*What to produce*
Transcribe everything in the listing from the line that contains "breadcrumb-separator: / <box>332" down to the line that contains "bell-icon[interactable] <box>196 27", including both of those lines, and nothing else.

*Exercise input*
####################

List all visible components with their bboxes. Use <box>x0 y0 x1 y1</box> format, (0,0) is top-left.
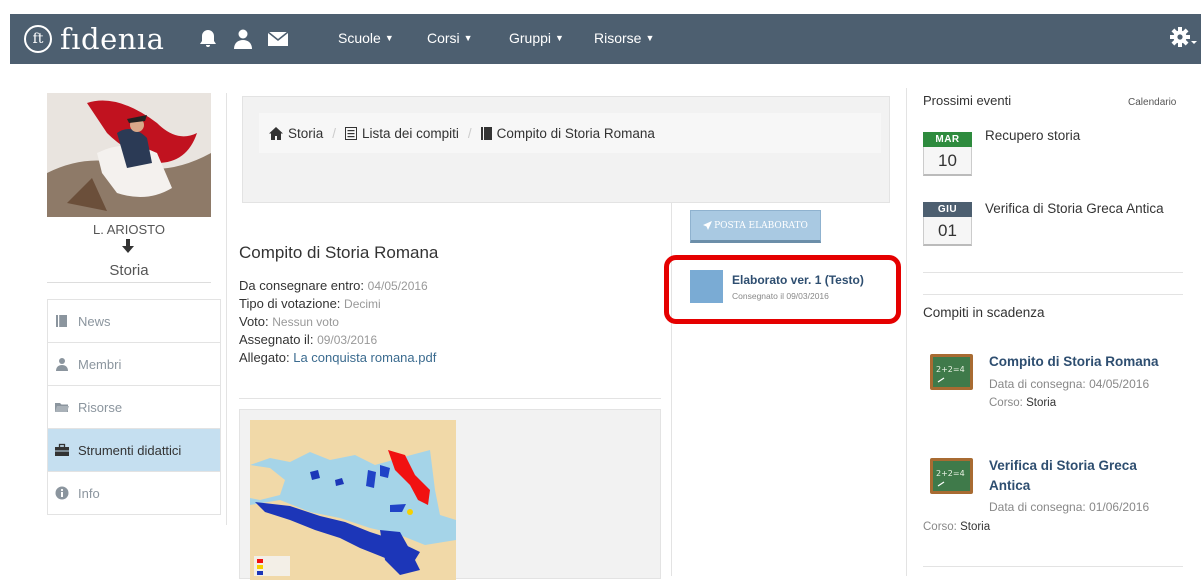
breadcrumb-separator: / <box>332 125 337 141</box>
events-heading: Prossimi eventi <box>923 93 1012 108</box>
briefcase-icon <box>55 443 69 456</box>
due-task-title[interactable]: Verifica di Storia Greca Antica <box>989 456 1137 496</box>
vote-value: Nessun voto <box>272 315 339 329</box>
list-icon <box>345 126 358 140</box>
caret-down-icon: ▼ <box>645 33 655 43</box>
brand-logo[interactable]: ft fıdenıa <box>24 22 164 56</box>
post-submission-button[interactable]: POSTA ELABORATO <box>690 210 821 243</box>
sidebar-divider <box>47 282 211 283</box>
assigned-date-value: 09/03/2016 <box>317 333 378 347</box>
breadcrumb: Storia / Lista dei compiti / Compito di … <box>259 113 881 153</box>
attachment-link[interactable]: La conquista romana.pdf <box>293 350 436 365</box>
chalkboard-icon: 2+2=4 <box>930 354 973 390</box>
bell-icon[interactable] <box>196 27 220 51</box>
top-navbar: ft fıdenıa Scuole ▼ Corsi ▼ Gruppi ▼ Risors… <box>10 14 1201 64</box>
calendar-link[interactable]: Calendario <box>1128 97 1176 108</box>
due-task-course: Corso: Storia <box>989 397 1057 409</box>
date-badge-day: 01 <box>923 217 972 246</box>
breadcrumb-panel: Storia / Lista dei compiti / Compito di … <box>242 96 890 203</box>
book-icon <box>480 126 492 140</box>
sidebar-item-news[interactable]: News <box>47 299 221 342</box>
due-tasks-heading: Compiti in scadenza <box>923 305 1045 320</box>
svg-text:2+2=4: 2+2=4 <box>936 469 965 478</box>
date-badge-month: MAR <box>923 132 972 147</box>
caret-down-icon: ▼ <box>384 33 394 43</box>
date-badge-day: 10 <box>923 147 972 176</box>
chalkboard-icon: 2+2=4 <box>930 458 973 494</box>
brand-name: fıdenıa <box>60 22 165 56</box>
section-divider <box>923 566 1183 567</box>
date-badge-month: GIU <box>923 202 972 217</box>
task-details: Da consegnare entro: 04/05/2016 Tipo di … <box>239 278 437 365</box>
due-task-date: Data di consegna: 01/06/2016 <box>989 500 1150 514</box>
due-task-title[interactable]: Compito di Storia Romana <box>989 352 1159 372</box>
vote-type-value: Decimi <box>344 297 381 311</box>
section-divider <box>923 294 1183 295</box>
map-image[interactable] <box>250 420 456 580</box>
event-title[interactable]: Verifica di Storia Greca Antica <box>985 201 1164 216</box>
section-divider <box>923 272 1183 273</box>
svg-text:2+2=4: 2+2=4 <box>936 365 965 374</box>
envelope-icon[interactable] <box>266 27 290 51</box>
sidebar-item-label: Strumenti didattici <box>78 442 182 458</box>
user-icon <box>56 358 68 371</box>
info-icon <box>55 486 69 500</box>
event-title[interactable]: Recupero storia <box>985 128 1080 143</box>
caret-down-icon: ▼ <box>463 33 473 43</box>
due-task-date: Data di consegna: 04/05/2016 <box>989 377 1150 391</box>
menu-scuole[interactable]: Scuole ▼ <box>338 30 394 46</box>
sidebar-item-label: Membri <box>78 356 122 372</box>
gear-icon[interactable] <box>1169 26 1197 52</box>
breadcrumb-home[interactable]: Storia <box>288 126 323 141</box>
arrow-down-icon <box>122 239 134 253</box>
content-divider <box>239 398 661 399</box>
course-name: Storia <box>109 262 149 279</box>
avatar <box>47 93 211 217</box>
sidebar-menu: News Membri Risorse Strumenti didattici … <box>47 299 221 515</box>
breadcrumb-separator: / <box>467 125 472 141</box>
sidebar-item-info[interactable]: Info <box>47 471 221 515</box>
sidebar-item-label: Info <box>78 485 100 501</box>
attachment-preview <box>239 409 661 580</box>
date-badge: MAR 10 <box>923 132 972 176</box>
menu-risorse[interactable]: Risorse ▼ <box>594 30 654 46</box>
highlight-annotation <box>664 255 901 324</box>
menu-corsi[interactable]: Corsi ▼ <box>427 30 473 46</box>
book-icon <box>56 315 67 327</box>
breadcrumb-list[interactable]: Lista dei compiti <box>362 126 459 141</box>
breadcrumb-current: Compito di Storia Romana <box>496 125 655 141</box>
teacher-name: L. ARIOSTO <box>92 222 165 237</box>
sidebar-item-membri[interactable]: Membri <box>47 342 221 385</box>
sidebar-item-label: Risorse <box>78 399 123 415</box>
sidebar-item-strumenti-didattici[interactable]: Strumenti didattici <box>47 428 221 471</box>
date-badge: GIU 01 <box>923 202 972 246</box>
folder-icon <box>55 403 69 412</box>
task-title: Compito di Storia Romana <box>239 243 439 262</box>
sidebar-item-risorse[interactable]: Risorse <box>47 385 221 428</box>
due-task-course: Corso: Storia <box>923 521 991 533</box>
sidebar-item-label: News <box>78 313 111 329</box>
column-divider <box>226 93 227 525</box>
column-divider <box>906 88 907 576</box>
home-icon <box>269 126 283 140</box>
caret-down-icon: ▼ <box>555 33 564 43</box>
brand-mark: ft <box>24 25 52 53</box>
user-icon[interactable] <box>231 27 255 51</box>
due-date-value: 04/05/2016 <box>367 279 428 293</box>
menu-gruppi[interactable]: Gruppi ▼ <box>509 30 564 46</box>
send-icon <box>703 221 713 230</box>
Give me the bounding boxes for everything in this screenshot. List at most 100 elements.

####################

*Full response*
breadcrumb-separator: / <box>332 125 337 141</box>
events-heading: Prossimi eventi <box>923 93 1012 108</box>
briefcase-icon <box>55 443 69 456</box>
due-task-title[interactable]: Verifica di Storia Greca Antica <box>989 456 1137 496</box>
vote-value: Nessun voto <box>272 315 339 329</box>
list-icon <box>345 126 358 140</box>
caret-down-icon: ▼ <box>645 33 655 43</box>
brand-logo[interactable]: ft fıdenıa <box>24 22 164 56</box>
post-submission-button[interactable]: POSTA ELABORATO <box>690 210 821 243</box>
sidebar-divider <box>47 282 211 283</box>
assigned-date-value: 09/03/2016 <box>317 333 378 347</box>
breadcrumb: Storia / Lista dei compiti / Compito di … <box>259 113 881 153</box>
attachment-link[interactable]: La conquista romana.pdf <box>293 350 436 365</box>
chalkboard-icon: 2+2=4 <box>930 354 973 390</box>
bell-icon[interactable] <box>196 27 220 51</box>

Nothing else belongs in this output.